● **Short exercise**
Restate the full set of records exactly, without adding or dropping a word.

● **Some records**
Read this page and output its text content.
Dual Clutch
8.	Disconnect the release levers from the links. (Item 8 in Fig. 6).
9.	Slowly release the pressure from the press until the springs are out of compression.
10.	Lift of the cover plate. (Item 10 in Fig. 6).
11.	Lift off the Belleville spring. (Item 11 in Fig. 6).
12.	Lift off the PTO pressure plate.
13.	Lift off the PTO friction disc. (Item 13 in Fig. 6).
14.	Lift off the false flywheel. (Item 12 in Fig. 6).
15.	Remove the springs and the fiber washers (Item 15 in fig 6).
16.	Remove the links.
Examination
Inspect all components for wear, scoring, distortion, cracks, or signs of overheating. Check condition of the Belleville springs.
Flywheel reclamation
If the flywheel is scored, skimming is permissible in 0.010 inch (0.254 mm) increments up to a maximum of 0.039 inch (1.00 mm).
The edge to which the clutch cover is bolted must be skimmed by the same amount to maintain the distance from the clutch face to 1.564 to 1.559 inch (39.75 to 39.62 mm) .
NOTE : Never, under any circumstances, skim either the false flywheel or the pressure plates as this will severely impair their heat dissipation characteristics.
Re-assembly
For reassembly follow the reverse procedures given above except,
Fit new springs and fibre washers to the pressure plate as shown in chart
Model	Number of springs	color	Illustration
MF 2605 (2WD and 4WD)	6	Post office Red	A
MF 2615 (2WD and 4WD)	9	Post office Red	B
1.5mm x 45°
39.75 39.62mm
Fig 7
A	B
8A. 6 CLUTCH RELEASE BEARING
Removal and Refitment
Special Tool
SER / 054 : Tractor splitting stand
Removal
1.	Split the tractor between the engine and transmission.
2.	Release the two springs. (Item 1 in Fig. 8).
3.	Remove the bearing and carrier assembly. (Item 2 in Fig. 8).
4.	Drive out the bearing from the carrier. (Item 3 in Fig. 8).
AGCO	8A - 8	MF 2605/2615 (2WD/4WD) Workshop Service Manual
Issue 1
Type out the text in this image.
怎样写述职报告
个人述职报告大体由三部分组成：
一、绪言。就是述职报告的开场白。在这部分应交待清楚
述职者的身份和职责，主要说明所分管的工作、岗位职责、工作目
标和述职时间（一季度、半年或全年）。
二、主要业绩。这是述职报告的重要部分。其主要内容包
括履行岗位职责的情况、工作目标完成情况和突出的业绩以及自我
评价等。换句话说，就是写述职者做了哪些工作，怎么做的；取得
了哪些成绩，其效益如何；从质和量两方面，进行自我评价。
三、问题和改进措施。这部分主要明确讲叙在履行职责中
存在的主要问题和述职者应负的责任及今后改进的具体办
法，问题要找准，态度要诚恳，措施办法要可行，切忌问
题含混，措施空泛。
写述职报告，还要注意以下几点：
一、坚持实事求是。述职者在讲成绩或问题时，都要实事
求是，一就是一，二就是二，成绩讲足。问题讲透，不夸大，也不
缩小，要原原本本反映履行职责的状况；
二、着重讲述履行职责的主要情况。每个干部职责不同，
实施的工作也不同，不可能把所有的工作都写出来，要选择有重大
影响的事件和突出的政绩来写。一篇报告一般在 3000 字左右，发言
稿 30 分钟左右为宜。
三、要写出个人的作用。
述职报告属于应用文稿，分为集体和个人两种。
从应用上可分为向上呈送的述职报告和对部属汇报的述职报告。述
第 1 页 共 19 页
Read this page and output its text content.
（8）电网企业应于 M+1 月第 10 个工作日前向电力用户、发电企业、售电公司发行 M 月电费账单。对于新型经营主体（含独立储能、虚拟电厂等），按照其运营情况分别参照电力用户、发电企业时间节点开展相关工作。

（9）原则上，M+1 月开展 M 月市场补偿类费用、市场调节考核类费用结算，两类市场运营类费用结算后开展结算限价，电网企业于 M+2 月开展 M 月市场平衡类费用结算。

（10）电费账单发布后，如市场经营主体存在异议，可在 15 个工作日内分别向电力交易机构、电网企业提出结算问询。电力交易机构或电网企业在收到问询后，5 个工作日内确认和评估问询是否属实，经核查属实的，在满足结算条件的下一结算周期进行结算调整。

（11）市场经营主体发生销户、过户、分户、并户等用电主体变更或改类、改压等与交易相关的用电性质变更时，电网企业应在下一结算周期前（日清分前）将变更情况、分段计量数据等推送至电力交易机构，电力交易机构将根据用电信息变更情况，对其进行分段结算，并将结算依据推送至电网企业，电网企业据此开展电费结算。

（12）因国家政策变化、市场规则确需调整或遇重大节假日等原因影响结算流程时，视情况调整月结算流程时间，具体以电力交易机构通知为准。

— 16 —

● **Task output**
Read this page and output its text content.
Dual Clutch
8.	Disconnect the release levers from the links. (Item 8 in Fig. 6).
9.	Slowly release the pressure from the press until the springs are out of compression.
10.	Lift of the cover plate. (Item 10 in Fig. 6).
11.	Lift off the Belleville spring. (Item 11 in Fig. 6).
12.	Lift off the PTO pressure plate.
13.	Lift off the PTO friction disc. (Item 13 in Fig. 6).
14.	Lift off the false flywheel. (Item 12 in Fig. 6).
15.	Remove the springs and the fiber washers (Item 15 in fig 6).
16.	Remove the links.
Examination
Inspect all components for wear, scoring, distortion, cracks, or signs of overheating. Check condition of the Belleville springs.
Flywheel reclamation
If the flywheel is scored, skimming is permissible in 0.010 inch (0.254 mm) increments up to a maximum of 0.039 inch (1.00 mm).
The edge to which the clutch cover is bolted must be skimmed by the same amount to maintain the distance from the clutch face to 1.564 to 1.559 inch (39.75 to 39.62 mm) .
NOTE : Never, under any circumstances, skim either the false flywheel or the pressure plates as this will severely impair their heat dissipation characteristics.
Re-assembly
For reassembly follow the reverse procedures given above except,
Fit new springs and fibre washers to the pressure plate as shown in chart
Model	Number of springs	color	Illustration
MF 2605 (2WD and 4WD)	6	Post office Red	A
MF 2615 (2WD and 4WD)	9	Post office Red	B
1.5mm x 45°
39.75 39.62mm
Fig 7
A	B
8A. 6 CLUTCH RELEASE BEARING
Removal and Refitment
Special Tool
SER / 054 : Tractor splitting stand
Removal
1.	Split the tractor between the engine and transmission.
2.	Release the two springs. (Item 1 in Fig. 8).
3.	Remove the bearing and carrier assembly. (Item 2 in Fig. 8).
4.	Drive out the bearing from the carrier. (Item 3 in Fig. 8).
AGCO	8A - 8	MF 2605/2615 (2WD/4WD) Workshop Service Manual
Issue 1
Type out the text in this image.
怎样写述职报告
个人述职报告大体由三部分组成：
一、绪言。就是述职报告的开场白。在这部分应交待清楚
述职者的身份和职责，主要说明所分管的工作、岗位职责、工作目
标和述职时间（一季度、半年或全年）。
二、主要业绩。这是述职报告的重要部分。其主要内容包
括履行岗位职责的情况、工作目标完成情况和突出的业绩以及自我
评价等。换句话说，就是写述职者做了哪些工作，怎么做的；取得
了哪些成绩，其效益如何；从质和量两方面，进行自我评价。
三、问题和改进措施。这部分主要明确讲叙在履行职责中
存在的主要问题和述职者应负的责任及今后改进的具体办
法，问题要找准，态度要诚恳，措施办法要可行，切忌问
题含混，措施空泛。
写述职报告，还要注意以下几点：
一、坚持实事求是。述职者在讲成绩或问题时，都要实事
求是，一就是一，二就是二，成绩讲足。问题讲透，不夸大，也不
缩小，要原原本本反映履行职责的状况；
二、着重讲述履行职责的主要情况。每个干部职责不同，
实施的工作也不同，不可能把所有的工作都写出来，要选择有重大
影响的事件和突出的政绩来写。一篇报告一般在 3000 字左右，发言
稿 30 分钟左右为宜。
三、要写出个人的作用。
述职报告属于应用文稿，分为集体和个人两种。
从应用上可分为向上呈送的述职报告和对部属汇报的述职报告。述
第 1 页 共 19 页
Read this page and output its text content.
（8）电网企业应于 M+1 月第 10 个工作日前向电力用户、发电企业、售电公司发行 M 月电费账单。对于新型经营主体（含独立储能、虚拟电厂等），按照其运营情况分别参照电力用户、发电企业时间节点开展相关工作。

（9）原则上，M+1 月开展 M 月市场补偿类费用、市场调节考核类费用结算，两类市场运营类费用结算后开展结算限价，电网企业于 M+2 月开展 M 月市场平衡类费用结算。

（10）电费账单发布后，如市场经营主体存在异议，可在 15 个工作日内分别向电力交易机构、电网企业提出结算问询。电力交易机构或电网企业在收到问询后，5 个工作日内确认和评估问询是否属实，经核查属实的，在满足结算条件的下一结算周期进行结算调整。

（11）市场经营主体发生销户、过户、分户、并户等用电主体变更或改类、改压等与交易相关的用电性质变更时，电网企业应在下一结算周期前（日清分前）将变更情况、分段计量数据等推送至电力交易机构，电力交易机构将根据用电信息变更情况，对其进行分段结算，并将结算依据推送至电网企业，电网企业据此开展电费结算。

（12）因国家政策变化、市场规则确需调整或遇重大节假日等原因影响结算流程时，视情况调整月结算流程时间，具体以电力交易机构通知为准。

— 16 —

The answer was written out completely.